> [Given records]:
◇ ◇ ◇ ◇ ◇ ◇ ◇
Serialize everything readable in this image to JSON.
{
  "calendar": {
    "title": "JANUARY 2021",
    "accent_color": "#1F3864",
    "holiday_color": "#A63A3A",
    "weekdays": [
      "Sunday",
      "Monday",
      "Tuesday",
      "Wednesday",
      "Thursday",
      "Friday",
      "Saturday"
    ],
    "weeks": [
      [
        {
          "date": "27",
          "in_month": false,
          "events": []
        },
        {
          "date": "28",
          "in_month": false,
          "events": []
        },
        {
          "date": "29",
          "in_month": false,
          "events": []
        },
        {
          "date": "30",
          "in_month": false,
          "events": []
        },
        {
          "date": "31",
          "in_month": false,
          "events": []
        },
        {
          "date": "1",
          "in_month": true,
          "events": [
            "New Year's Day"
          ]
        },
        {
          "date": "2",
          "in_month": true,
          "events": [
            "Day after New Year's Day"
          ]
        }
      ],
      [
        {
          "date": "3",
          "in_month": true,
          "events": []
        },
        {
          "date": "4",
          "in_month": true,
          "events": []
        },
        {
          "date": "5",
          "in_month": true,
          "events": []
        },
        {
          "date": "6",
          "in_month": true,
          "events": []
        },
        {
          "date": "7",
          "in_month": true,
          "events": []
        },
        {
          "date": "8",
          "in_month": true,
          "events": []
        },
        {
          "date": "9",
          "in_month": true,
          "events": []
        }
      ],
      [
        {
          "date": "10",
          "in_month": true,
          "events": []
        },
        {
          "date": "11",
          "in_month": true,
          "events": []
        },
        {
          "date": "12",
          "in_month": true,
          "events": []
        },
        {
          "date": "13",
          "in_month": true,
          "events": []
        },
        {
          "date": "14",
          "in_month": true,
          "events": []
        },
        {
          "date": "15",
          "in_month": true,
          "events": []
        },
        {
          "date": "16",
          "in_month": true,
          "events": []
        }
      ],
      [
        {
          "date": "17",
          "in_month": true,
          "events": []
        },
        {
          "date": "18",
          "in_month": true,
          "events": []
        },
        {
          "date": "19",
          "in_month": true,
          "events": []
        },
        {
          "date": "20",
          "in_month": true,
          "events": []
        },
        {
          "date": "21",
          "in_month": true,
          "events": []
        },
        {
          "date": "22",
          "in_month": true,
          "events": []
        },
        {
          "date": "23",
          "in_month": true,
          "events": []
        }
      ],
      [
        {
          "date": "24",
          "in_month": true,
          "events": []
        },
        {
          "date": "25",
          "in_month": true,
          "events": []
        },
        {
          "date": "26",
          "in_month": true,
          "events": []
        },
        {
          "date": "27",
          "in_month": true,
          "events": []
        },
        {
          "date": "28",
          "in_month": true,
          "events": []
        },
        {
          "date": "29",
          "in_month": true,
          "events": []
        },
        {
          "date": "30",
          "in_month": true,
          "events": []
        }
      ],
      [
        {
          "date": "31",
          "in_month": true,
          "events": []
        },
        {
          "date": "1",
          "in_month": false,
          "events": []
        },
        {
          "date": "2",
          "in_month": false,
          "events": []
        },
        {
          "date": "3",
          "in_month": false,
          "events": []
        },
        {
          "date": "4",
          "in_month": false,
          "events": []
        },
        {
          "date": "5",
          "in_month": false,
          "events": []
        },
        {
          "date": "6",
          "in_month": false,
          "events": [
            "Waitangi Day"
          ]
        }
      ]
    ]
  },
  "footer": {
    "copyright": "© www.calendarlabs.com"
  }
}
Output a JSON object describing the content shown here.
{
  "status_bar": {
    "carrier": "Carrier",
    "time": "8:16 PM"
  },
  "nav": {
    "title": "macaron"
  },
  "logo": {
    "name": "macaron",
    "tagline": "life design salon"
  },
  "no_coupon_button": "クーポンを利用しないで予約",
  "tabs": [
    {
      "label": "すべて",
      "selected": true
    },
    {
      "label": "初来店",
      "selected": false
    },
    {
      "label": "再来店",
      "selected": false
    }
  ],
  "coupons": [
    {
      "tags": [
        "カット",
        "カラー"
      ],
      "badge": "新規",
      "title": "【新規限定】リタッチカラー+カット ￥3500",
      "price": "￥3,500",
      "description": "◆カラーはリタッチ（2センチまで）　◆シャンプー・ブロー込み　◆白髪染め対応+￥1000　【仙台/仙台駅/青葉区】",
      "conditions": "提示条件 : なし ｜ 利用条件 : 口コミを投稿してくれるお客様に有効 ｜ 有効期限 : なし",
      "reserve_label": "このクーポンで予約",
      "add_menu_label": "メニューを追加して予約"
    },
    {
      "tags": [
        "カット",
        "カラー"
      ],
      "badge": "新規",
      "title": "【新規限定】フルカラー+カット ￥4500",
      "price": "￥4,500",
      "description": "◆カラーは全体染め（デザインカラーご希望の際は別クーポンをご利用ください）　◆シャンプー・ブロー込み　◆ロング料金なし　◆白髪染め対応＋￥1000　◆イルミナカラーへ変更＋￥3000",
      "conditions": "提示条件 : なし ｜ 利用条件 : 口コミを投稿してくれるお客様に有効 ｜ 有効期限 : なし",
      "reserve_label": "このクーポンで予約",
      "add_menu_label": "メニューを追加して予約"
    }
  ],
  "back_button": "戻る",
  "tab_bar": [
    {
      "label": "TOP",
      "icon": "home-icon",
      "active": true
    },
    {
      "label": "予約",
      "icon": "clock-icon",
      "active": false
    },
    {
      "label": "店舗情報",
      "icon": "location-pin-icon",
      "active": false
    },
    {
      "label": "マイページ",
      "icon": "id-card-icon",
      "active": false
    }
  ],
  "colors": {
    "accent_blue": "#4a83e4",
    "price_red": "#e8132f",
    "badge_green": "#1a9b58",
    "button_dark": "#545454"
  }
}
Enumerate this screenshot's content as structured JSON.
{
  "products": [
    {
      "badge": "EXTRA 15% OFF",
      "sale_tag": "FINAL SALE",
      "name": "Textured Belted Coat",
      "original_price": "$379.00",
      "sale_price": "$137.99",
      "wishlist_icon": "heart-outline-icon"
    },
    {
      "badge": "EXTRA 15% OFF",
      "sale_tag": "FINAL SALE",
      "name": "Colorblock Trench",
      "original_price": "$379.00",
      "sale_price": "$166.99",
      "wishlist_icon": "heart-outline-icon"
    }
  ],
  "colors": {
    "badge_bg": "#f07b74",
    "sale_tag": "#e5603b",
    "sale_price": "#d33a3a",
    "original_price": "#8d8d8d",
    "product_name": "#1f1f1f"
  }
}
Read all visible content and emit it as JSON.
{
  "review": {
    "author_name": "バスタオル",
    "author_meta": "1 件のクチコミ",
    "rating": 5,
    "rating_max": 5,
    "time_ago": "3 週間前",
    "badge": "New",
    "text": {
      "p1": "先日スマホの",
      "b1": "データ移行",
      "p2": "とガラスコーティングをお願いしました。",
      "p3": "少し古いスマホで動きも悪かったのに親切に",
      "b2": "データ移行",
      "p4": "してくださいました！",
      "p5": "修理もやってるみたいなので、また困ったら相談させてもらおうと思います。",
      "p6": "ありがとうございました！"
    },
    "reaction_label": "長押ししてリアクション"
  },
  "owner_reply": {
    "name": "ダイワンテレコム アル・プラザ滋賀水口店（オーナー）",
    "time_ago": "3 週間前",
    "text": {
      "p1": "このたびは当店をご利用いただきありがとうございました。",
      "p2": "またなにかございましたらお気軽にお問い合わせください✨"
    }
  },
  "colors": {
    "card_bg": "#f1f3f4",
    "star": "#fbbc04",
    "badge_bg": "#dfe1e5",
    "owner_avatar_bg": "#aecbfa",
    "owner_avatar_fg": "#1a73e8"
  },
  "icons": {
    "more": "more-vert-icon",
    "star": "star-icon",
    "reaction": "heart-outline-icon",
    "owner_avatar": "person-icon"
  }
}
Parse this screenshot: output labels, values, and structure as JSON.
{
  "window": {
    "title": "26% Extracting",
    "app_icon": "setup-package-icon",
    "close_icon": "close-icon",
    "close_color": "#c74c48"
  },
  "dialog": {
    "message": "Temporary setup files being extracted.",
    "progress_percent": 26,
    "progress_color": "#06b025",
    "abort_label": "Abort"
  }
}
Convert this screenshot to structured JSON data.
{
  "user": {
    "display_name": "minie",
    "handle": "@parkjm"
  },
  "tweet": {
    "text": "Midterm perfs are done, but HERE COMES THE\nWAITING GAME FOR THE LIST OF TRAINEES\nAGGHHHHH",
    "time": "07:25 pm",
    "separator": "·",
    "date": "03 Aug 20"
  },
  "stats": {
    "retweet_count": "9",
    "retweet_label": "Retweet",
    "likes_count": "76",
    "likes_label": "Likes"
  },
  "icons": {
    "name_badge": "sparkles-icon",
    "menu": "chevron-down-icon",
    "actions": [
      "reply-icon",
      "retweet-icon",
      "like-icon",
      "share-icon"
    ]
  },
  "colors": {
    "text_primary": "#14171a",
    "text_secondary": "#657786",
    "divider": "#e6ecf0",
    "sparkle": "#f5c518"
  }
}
◇ ◇ ◇ ◇ ◇ ◇ ◇
> [What you have to do]:
Pick out each line that holds the string "this".

> [Exercise answer]:
Serialize everything readable in this image to JSON.
Enumerate this screenshot's content as structured JSON.
Parse this screenshot: output labels, values, and structure as JSON.
Convert this screenshot to structured JSON data.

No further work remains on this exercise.